Exercise prompt - Copy every entry word for word. Skip the pictures.

Information shown -
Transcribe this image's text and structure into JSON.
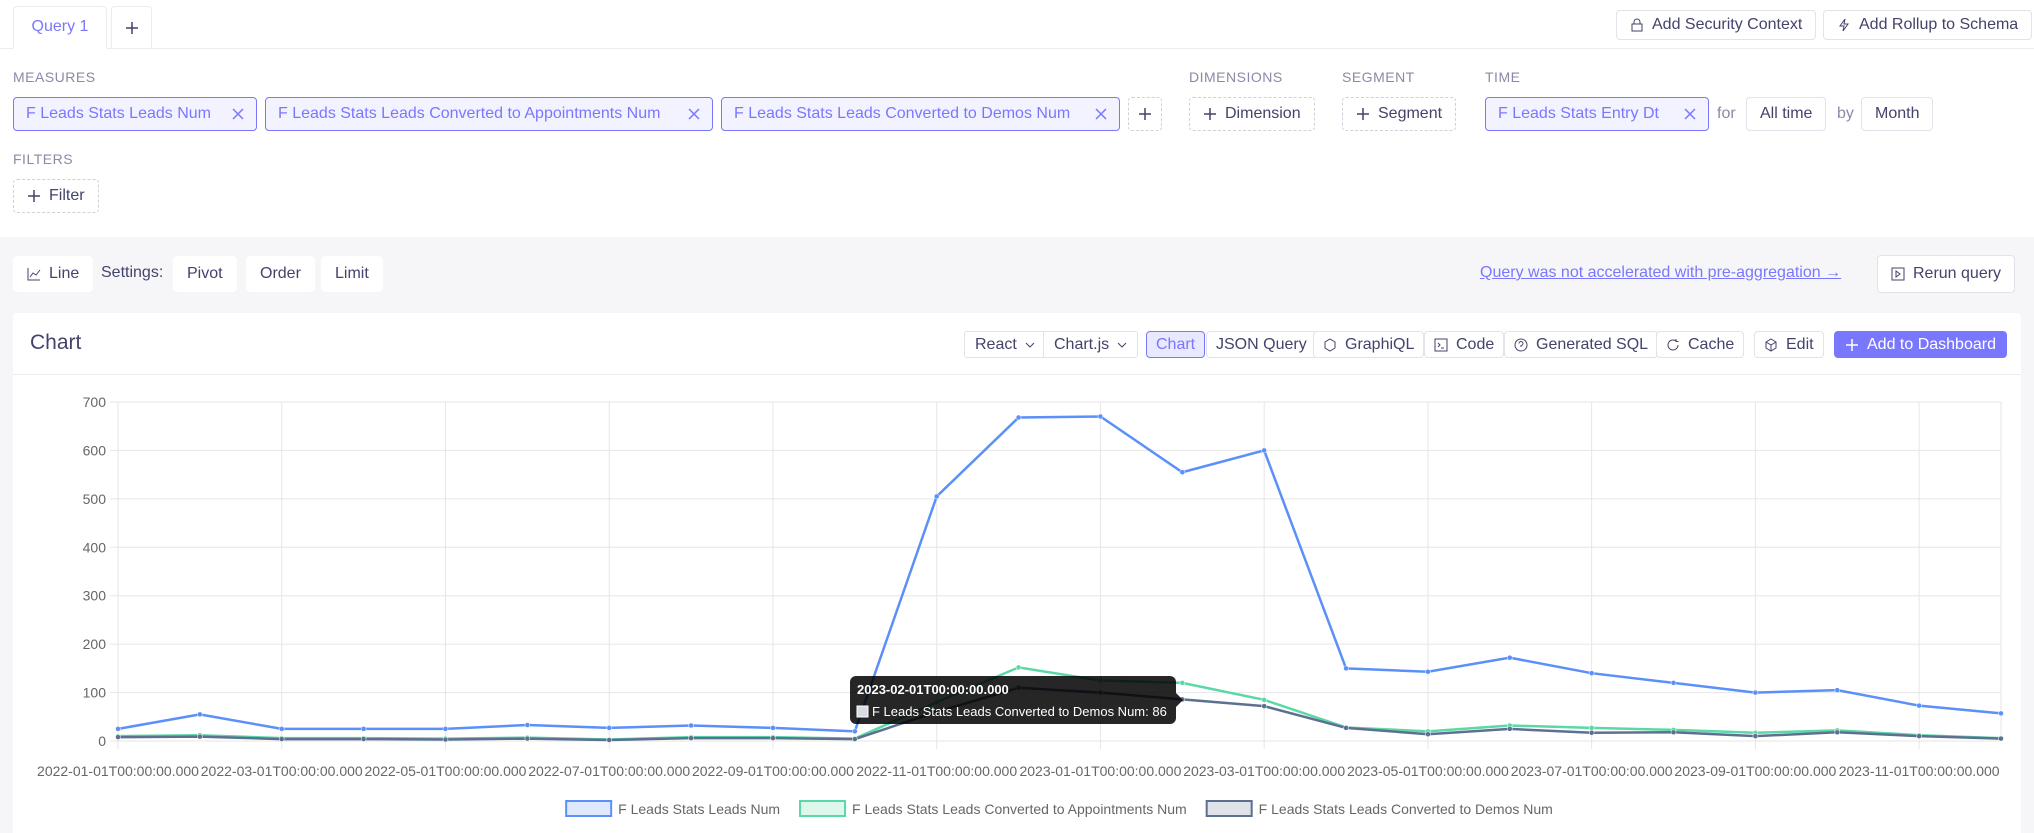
{
  "tabs": {
    "active": "Query 1"
  },
  "header_actions": [
    "Add Security Context",
    "Add Rollup to Schema"
  ],
  "query": {
    "measures_label": "MEASURES",
    "measures": [
      "F Leads Stats Leads Num",
      "F Leads Stats Leads Converted to Appointments Num",
      "F Leads Stats Leads Converted to Demos Num"
    ],
    "dimensions_label": "DIMENSIONS",
    "dimension_button": "Dimension",
    "segment_label": "SEGMENT",
    "segment_button": "Segment",
    "time_label": "TIME",
    "time_dimension": "F Leads Stats Entry Dt",
    "for": "for",
    "range": "All time",
    "by": "by",
    "granularity": "Month",
    "filters_label": "FILTERS",
    "filter_button": "Filter"
  },
  "toolbar": {
    "chart_type": "Line",
    "settings": "Settings:",
    "options": [
      "Pivot",
      "Order",
      "Limit"
    ],
    "notice": "Query was not accelerated with pre-aggregation →",
    "rerun": "Rerun query"
  },
  "card": {
    "title": "Chart",
    "framework": "React",
    "library": "Chart.js",
    "tabs": [
      "Chart",
      "JSON Query",
      "GraphiQL",
      "Code",
      "Generated SQL",
      "Cache"
    ],
    "edit": "Edit",
    "add": "Add to Dashboard"
  },
  "chart_data": {
    "type": "line",
    "categories": [
      "2022-01-01T00:00:00.000",
      null,
      "2022-03-01T00:00:00.000",
      null,
      "2022-05-01T00:00:00.000",
      null,
      "2022-07-01T00:00:00.000",
      null,
      "2022-09-01T00:00:00.000",
      null,
      "2022-11-01T00:00:00.000",
      null,
      "2023-01-01T00:00:00.000",
      null,
      "2023-03-01T00:00:00.000",
      null,
      "2023-05-01T00:00:00.000",
      null,
      "2023-07-01T00:00:00.000",
      null,
      "2023-09-01T00:00:00.000",
      null,
      "2023-11-01T00:00:00.000",
      null
    ],
    "series": [
      {
        "name": "F Leads Stats Leads Num",
        "color": "#5b8ff9",
        "values": [
          25,
          55,
          25,
          25,
          25,
          33,
          27,
          32,
          27,
          20,
          505,
          668,
          670,
          555,
          600,
          150,
          143,
          172,
          140,
          120,
          100,
          105,
          73,
          57
        ]
      },
      {
        "name": "F Leads Stats Leads Converted to Appointments Num",
        "color": "#5ad8a6",
        "values": [
          10,
          12,
          6,
          6,
          5,
          7,
          3,
          8,
          8,
          5,
          80,
          152,
          125,
          120,
          85,
          28,
          20,
          32,
          27,
          23,
          17,
          22,
          12,
          6
        ]
      },
      {
        "name": "F Leads Stats Leads Converted to Demos Num",
        "color": "#5d7092",
        "values": [
          8,
          9,
          4,
          4,
          3,
          5,
          2,
          6,
          6,
          4,
          60,
          110,
          100,
          86,
          72,
          27,
          14,
          25,
          17,
          18,
          10,
          18,
          10,
          5
        ]
      }
    ],
    "ylim": [
      0,
      700
    ],
    "yticks": [
      0,
      100,
      200,
      300,
      400,
      500,
      600,
      700
    ],
    "grid": true
  },
  "tooltip": {
    "title": "2023-02-01T00:00:00.000",
    "text": "F Leads Stats Leads Converted to Demos Num: 86"
  }
}
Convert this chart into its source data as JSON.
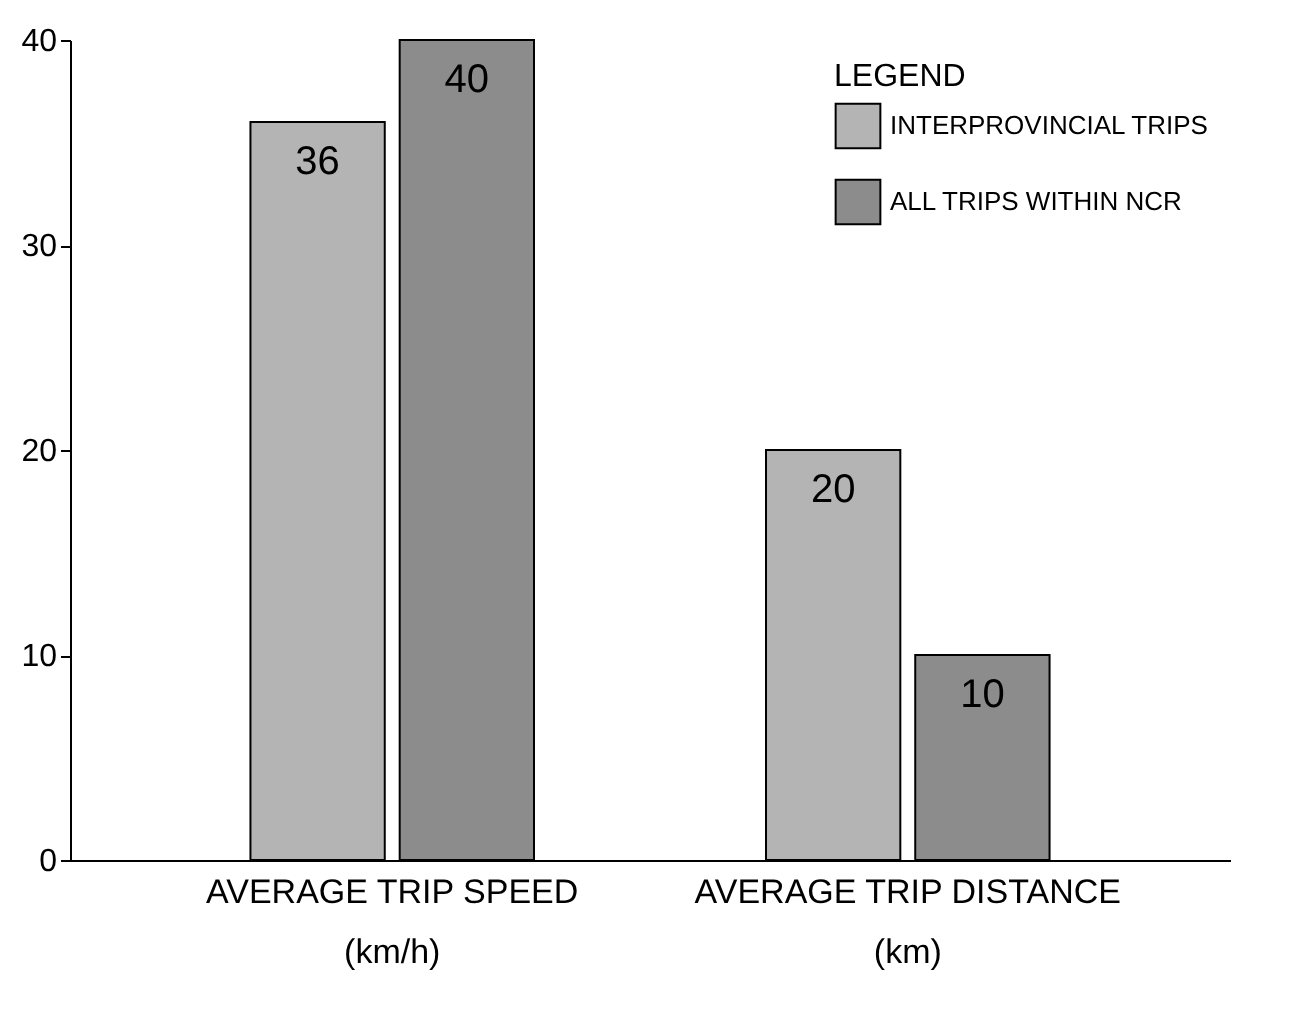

Solution to this problem -
Transcribe this image's text and structure into JSON.
{
  "tabs": {
    "active": "Query 1"
  },
  "header_actions": [
    "Add Security Context",
    "Add Rollup to Schema"
  ],
  "query": {
    "measures_label": "MEASURES",
    "measures": [
      "F Leads Stats Leads Num",
      "F Leads Stats Leads Converted to Appointments Num",
      "F Leads Stats Leads Converted to Demos Num"
    ],
    "dimensions_label": "DIMENSIONS",
    "dimension_button": "Dimension",
    "segment_label": "SEGMENT",
    "segment_button": "Segment",
    "time_label": "TIME",
    "time_dimension": "F Leads Stats Entry Dt",
    "for": "for",
    "range": "All time",
    "by": "by",
    "granularity": "Month",
    "filters_label": "FILTERS",
    "filter_button": "Filter"
  },
  "toolbar": {
    "chart_type": "Line",
    "settings": "Settings:",
    "options": [
      "Pivot",
      "Order",
      "Limit"
    ],
    "notice": "Query was not accelerated with pre-aggregation →",
    "rerun": "Rerun query"
  },
  "card": {
    "title": "Chart",
    "framework": "React",
    "library": "Chart.js",
    "tabs": [
      "Chart",
      "JSON Query",
      "GraphiQL",
      "Code",
      "Generated SQL",
      "Cache"
    ],
    "edit": "Edit",
    "add": "Add to Dashboard"
  },
  "chart_data": {
    "type": "line",
    "categories": [
      "2022-01-01T00:00:00.000",
      null,
      "2022-03-01T00:00:00.000",
      null,
      "2022-05-01T00:00:00.000",
      null,
      "2022-07-01T00:00:00.000",
      null,
      "2022-09-01T00:00:00.000",
      null,
      "2022-11-01T00:00:00.000",
      null,
      "2023-01-01T00:00:00.000",
      null,
      "2023-03-01T00:00:00.000",
      null,
      "2023-05-01T00:00:00.000",
      null,
      "2023-07-01T00:00:00.000",
      null,
      "2023-09-01T00:00:00.000",
      null,
      "2023-11-01T00:00:00.000",
      null
    ],
    "series": [
      {
        "name": "F Leads Stats Leads Num",
        "color": "#5b8ff9",
        "values": [
          25,
          55,
          25,
          25,
          25,
          33,
          27,
          32,
          27,
          20,
          505,
          668,
          670,
          555,
          600,
          150,
          143,
          172,
          140,
          120,
          100,
          105,
          73,
          57
        ]
      },
      {
        "name": "F Leads Stats Leads Converted to Appointments Num",
        "color": "#5ad8a6",
        "values": [
          10,
          12,
          6,
          6,
          5,
          7,
          3,
          8,
          8,
          5,
          80,
          152,
          125,
          120,
          85,
          28,
          20,
          32,
          27,
          23,
          17,
          22,
          12,
          6
        ]
      },
      {
        "name": "F Leads Stats Leads Converted to Demos Num",
        "color": "#5d7092",
        "values": [
          8,
          9,
          4,
          4,
          3,
          5,
          2,
          6,
          6,
          4,
          60,
          110,
          100,
          86,
          72,
          27,
          14,
          25,
          17,
          18,
          10,
          18,
          10,
          5
        ]
      }
    ],
    "ylim": [
      0,
      700
    ],
    "yticks": [
      0,
      100,
      200,
      300,
      400,
      500,
      600,
      700
    ],
    "grid": true
  },
  "tooltip": {
    "title": "2023-02-01T00:00:00.000",
    "text": "F Leads Stats Leads Converted to Demos Num: 86"
  }
}
Convert this chart into its source data as JSON.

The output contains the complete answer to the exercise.